[Data entries]
◆ ◆ ◆ ◆ ◆

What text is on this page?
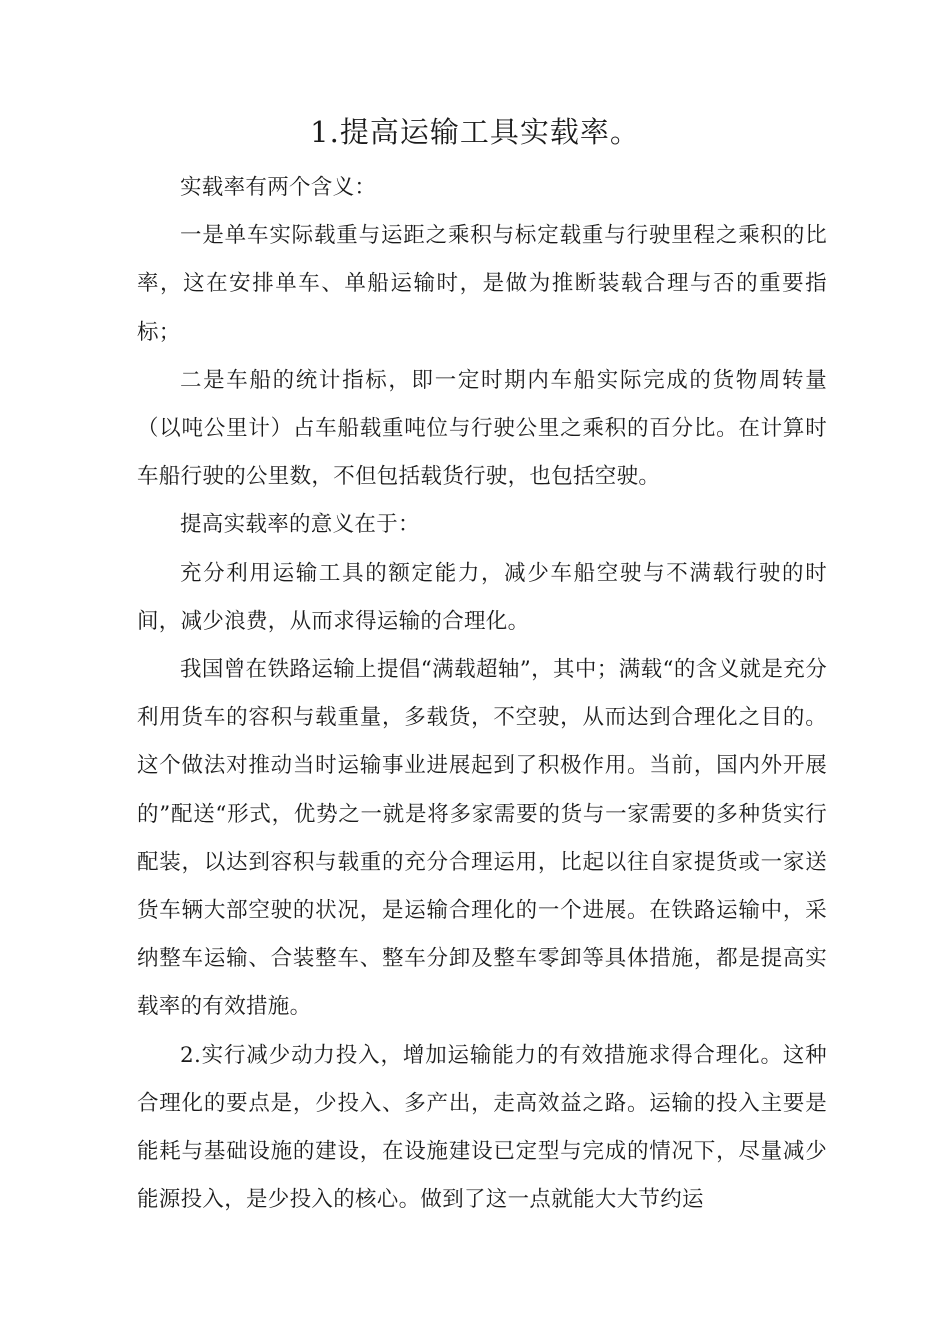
1.提高运输工具实载率。

实载率有两个含义：

一是单车实际载重与运距之乘积与标定载重与行驶里程之乘积的比率，这在安排单车、单船运输时，是做为推断装载合理与否的重要指标；

二是车船的统计指标，即一定时期内车船实际完成的货物周转量（以吨公里计）占车船载重吨位与行驶公里之乘积的百分比。在计算时车船行驶的公里数，不但包括载货行驶，也包括空驶。

提高实载率的意义在于：

充分利用运输工具的额定能力，减少车船空驶与不满载行驶的时间，减少浪费，从而求得运输的合理化。

我国曾在铁路运输上提倡“满载超轴”，其中；满载“的含义就是充分利用货车的容积与载重量，多载货，不空驶，从而达到合理化之目的。这个做法对推动当时运输事业进展起到了积极作用。当前，国内外开展的”配送“形式，优势之一就是将多家需要的货与一家需要的多种货实行配装，以达到容积与载重的充分合理运用，比起以往自家提货或一家送货车辆大部空驶的状况，是运输合理化的一个进展。在铁路运输中，采纳整车运输、合装整车、整车分卸及整车零卸等具体措施，都是提高实载率的有效措施。

2.实行减少动力投入，增加运输能力的有效措施求得合理化。这种合理化的要点是，少投入、多产出，走高效益之路。运输的投入主要是能耗与基础设施的建设，在设施建设已定型与完成的情况下，尽量减少能源投入，是少投入的核心。做到了这一点就能大大节约运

◆ ◆ ◆ ◆ ◆

■ **Task instructions**
Take the records above and transcribe them exactly, dropping every picture.

■ **Result of this exercise**
What text is on this page?
1.提高运输工具实载率。

实载率有两个含义：

一是单车实际载重与运距之乘积与标定载重与行驶里程之乘积的比率，这在安排单车、单船运输时，是做为推断装载合理与否的重要指标；

二是车船的统计指标，即一定时期内车船实际完成的货物周转量（以吨公里计）占车船载重吨位与行驶公里之乘积的百分比。在计算时车船行驶的公里数，不但包括载货行驶，也包括空驶。

提高实载率的意义在于：

充分利用运输工具的额定能力，减少车船空驶与不满载行驶的时间，减少浪费，从而求得运输的合理化。

我国曾在铁路运输上提倡“满载超轴”，其中；满载“的含义就是充分利用货车的容积与载重量，多载货，不空驶，从而达到合理化之目的。这个做法对推动当时运输事业进展起到了积极作用。当前，国内外开展的”配送“形式，优势之一就是将多家需要的货与一家需要的多种货实行配装，以达到容积与载重的充分合理运用，比起以往自家提货或一家送货车辆大部空驶的状况，是运输合理化的一个进展。在铁路运输中，采纳整车运输、合装整车、整车分卸及整车零卸等具体措施，都是提高实载率的有效措施。

2.实行减少动力投入，增加运输能力的有效措施求得合理化。这种合理化的要点是，少投入、多产出，走高效益之路。运输的投入主要是能耗与基础设施的建设，在设施建设已定型与完成的情况下，尽量减少能源投入，是少投入的核心。做到了这一点就能大大节约运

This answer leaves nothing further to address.